▼▼▼
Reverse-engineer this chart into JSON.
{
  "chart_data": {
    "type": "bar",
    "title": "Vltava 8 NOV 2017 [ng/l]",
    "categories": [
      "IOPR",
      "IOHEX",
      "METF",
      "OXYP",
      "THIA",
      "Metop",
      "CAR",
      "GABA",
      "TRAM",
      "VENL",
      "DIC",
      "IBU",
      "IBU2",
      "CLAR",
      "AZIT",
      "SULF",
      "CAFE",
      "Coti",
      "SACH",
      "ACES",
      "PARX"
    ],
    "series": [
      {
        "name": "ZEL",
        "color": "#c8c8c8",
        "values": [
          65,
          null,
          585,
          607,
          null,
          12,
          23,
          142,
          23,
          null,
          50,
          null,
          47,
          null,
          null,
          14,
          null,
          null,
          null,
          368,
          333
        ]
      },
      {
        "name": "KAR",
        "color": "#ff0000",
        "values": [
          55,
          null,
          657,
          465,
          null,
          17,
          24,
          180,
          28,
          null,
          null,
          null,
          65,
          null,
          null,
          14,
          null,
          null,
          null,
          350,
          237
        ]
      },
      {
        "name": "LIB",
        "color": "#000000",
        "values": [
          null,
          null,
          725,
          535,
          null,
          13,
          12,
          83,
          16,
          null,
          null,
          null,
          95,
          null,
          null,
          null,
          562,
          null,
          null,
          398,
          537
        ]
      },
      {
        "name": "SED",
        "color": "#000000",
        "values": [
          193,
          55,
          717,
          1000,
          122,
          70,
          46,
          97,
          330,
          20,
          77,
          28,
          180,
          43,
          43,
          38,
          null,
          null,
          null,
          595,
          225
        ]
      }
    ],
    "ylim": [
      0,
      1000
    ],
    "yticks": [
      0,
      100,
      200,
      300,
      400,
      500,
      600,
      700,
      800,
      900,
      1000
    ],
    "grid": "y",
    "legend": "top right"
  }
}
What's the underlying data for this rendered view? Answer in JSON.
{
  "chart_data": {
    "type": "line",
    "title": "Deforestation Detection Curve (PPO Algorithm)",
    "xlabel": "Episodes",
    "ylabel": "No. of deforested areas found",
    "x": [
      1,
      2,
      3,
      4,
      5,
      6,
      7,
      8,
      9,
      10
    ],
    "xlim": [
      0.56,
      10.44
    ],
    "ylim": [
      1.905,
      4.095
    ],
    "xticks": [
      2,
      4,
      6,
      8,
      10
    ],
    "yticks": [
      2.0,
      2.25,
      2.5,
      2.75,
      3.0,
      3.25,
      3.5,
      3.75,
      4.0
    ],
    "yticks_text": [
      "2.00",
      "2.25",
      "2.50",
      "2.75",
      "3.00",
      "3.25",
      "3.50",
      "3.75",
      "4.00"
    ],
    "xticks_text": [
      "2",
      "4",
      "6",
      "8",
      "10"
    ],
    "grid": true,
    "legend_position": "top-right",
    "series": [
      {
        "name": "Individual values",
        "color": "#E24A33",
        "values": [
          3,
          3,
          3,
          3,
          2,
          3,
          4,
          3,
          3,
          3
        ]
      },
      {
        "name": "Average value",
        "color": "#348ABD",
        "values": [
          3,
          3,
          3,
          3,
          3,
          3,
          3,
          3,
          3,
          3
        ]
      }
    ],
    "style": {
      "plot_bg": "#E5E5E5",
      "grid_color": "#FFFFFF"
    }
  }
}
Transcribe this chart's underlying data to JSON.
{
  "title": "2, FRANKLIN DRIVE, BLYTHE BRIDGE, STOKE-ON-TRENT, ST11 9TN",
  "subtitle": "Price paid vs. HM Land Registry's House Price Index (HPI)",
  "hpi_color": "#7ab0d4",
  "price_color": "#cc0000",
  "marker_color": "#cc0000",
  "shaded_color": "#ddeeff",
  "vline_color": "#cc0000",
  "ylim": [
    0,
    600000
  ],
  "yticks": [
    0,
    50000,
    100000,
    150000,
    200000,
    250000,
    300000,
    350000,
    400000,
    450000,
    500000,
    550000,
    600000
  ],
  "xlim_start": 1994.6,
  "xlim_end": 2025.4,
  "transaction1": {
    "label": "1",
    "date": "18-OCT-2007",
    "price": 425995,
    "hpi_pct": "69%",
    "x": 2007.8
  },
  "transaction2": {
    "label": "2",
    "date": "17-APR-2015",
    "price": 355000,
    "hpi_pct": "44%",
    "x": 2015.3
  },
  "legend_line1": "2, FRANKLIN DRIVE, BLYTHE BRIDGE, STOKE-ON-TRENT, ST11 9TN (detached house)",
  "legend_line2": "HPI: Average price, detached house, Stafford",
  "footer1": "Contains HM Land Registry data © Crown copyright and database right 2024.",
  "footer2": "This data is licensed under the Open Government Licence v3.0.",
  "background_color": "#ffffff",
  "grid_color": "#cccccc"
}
▲▲▲
Word for word, quote all of the data above.

Reverse-engineer this chart into JSON.
{
  "chart_data": {
    "type": "bar",
    "title": "Vltava 8 NOV 2017 [ng/l]",
    "categories": [
      "IOPR",
      "IOHEX",
      "METF",
      "OXYP",
      "THIA",
      "Metop",
      "CAR",
      "GABA",
      "TRAM",
      "VENL",
      "DIC",
      "IBU",
      "IBU2",
      "CLAR",
      "AZIT",
      "SULF",
      "CAFE",
      "Coti",
      "SACH",
      "ACES",
      "PARX"
    ],
    "series": [
      {
        "name": "ZEL",
        "color": "#c8c8c8",
        "values": [
          65,
          null,
          585,
          607,
          null,
          12,
          23,
          142,
          23,
          null,
          50,
          null,
          47,
          null,
          null,
          14,
          null,
          null,
          null,
          368,
          333
        ]
      },
      {
        "name": "KAR",
        "color": "#ff0000",
        "values": [
          55,
          null,
          657,
          465,
          null,
          17,
          24,
          180,
          28,
          null,
          null,
          null,
          65,
          null,
          null,
          14,
          null,
          null,
          null,
          350,
          237
        ]
      },
      {
        "name": "LIB",
        "color": "#000000",
        "values": [
          null,
          null,
          725,
          535,
          null,
          13,
          12,
          83,
          16,
          null,
          null,
          null,
          95,
          null,
          null,
          null,
          562,
          null,
          null,
          398,
          537
        ]
      },
      {
        "name": "SED",
        "color": "#000000",
        "values": [
          193,
          55,
          717,
          1000,
          122,
          70,
          46,
          97,
          330,
          20,
          77,
          28,
          180,
          43,
          43,
          38,
          null,
          null,
          null,
          595,
          225
        ]
      }
    ],
    "ylim": [
      0,
      1000
    ],
    "yticks": [
      0,
      100,
      200,
      300,
      400,
      500,
      600,
      700,
      800,
      900,
      1000
    ],
    "grid": "y",
    "legend": "top right"
  }
}
What's the underlying data for this rendered view? Answer in JSON.
{
  "chart_data": {
    "type": "line",
    "title": "Deforestation Detection Curve (PPO Algorithm)",
    "xlabel": "Episodes",
    "ylabel": "No. of deforested areas found",
    "x": [
      1,
      2,
      3,
      4,
      5,
      6,
      7,
      8,
      9,
      10
    ],
    "xlim": [
      0.56,
      10.44
    ],
    "ylim": [
      1.905,
      4.095
    ],
    "xticks": [
      2,
      4,
      6,
      8,
      10
    ],
    "yticks": [
      2.0,
      2.25,
      2.5,
      2.75,
      3.0,
      3.25,
      3.5,
      3.75,
      4.0
    ],
    "yticks_text": [
      "2.00",
      "2.25",
      "2.50",
      "2.75",
      "3.00",
      "3.25",
      "3.50",
      "3.75",
      "4.00"
    ],
    "xticks_text": [
      "2",
      "4",
      "6",
      "8",
      "10"
    ],
    "grid": true,
    "legend_position": "top-right",
    "series": [
      {
        "name": "Individual values",
        "color": "#E24A33",
        "values": [
          3,
          3,
          3,
          3,
          2,
          3,
          4,
          3,
          3,
          3
        ]
      },
      {
        "name": "Average value",
        "color": "#348ABD",
        "values": [
          3,
          3,
          3,
          3,
          3,
          3,
          3,
          3,
          3,
          3
        ]
      }
    ],
    "style": {
      "plot_bg": "#E5E5E5",
      "grid_color": "#FFFFFF"
    }
  }
}
Transcribe this chart's underlying data to JSON.
{
  "title": "2, FRANKLIN DRIVE, BLYTHE BRIDGE, STOKE-ON-TRENT, ST11 9TN",
  "subtitle": "Price paid vs. HM Land Registry's House Price Index (HPI)",
  "hpi_color": "#7ab0d4",
  "price_color": "#cc0000",
  "marker_color": "#cc0000",
  "shaded_color": "#ddeeff",
  "vline_color": "#cc0000",
  "ylim": [
    0,
    600000
  ],
  "yticks": [
    0,
    50000,
    100000,
    150000,
    200000,
    250000,
    300000,
    350000,
    400000,
    450000,
    500000,
    550000,
    600000
  ],
  "xlim_start": 1994.6,
  "xlim_end": 2025.4,
  "transaction1": {
    "label": "1",
    "date": "18-OCT-2007",
    "price": 425995,
    "hpi_pct": "69%",
    "x": 2007.8
  },
  "transaction2": {
    "label": "2",
    "date": "17-APR-2015",
    "price": 355000,
    "hpi_pct": "44%",
    "x": 2015.3
  },
  "legend_line1": "2, FRANKLIN DRIVE, BLYTHE BRIDGE, STOKE-ON-TRENT, ST11 9TN (detached house)",
  "legend_line2": "HPI: Average price, detached house, Stafford",
  "footer1": "Contains HM Land Registry data © Crown copyright and database right 2024.",
  "footer2": "This data is licensed under the Open Government Licence v3.0.",
  "background_color": "#ffffff",
  "grid_color": "#cccccc"
}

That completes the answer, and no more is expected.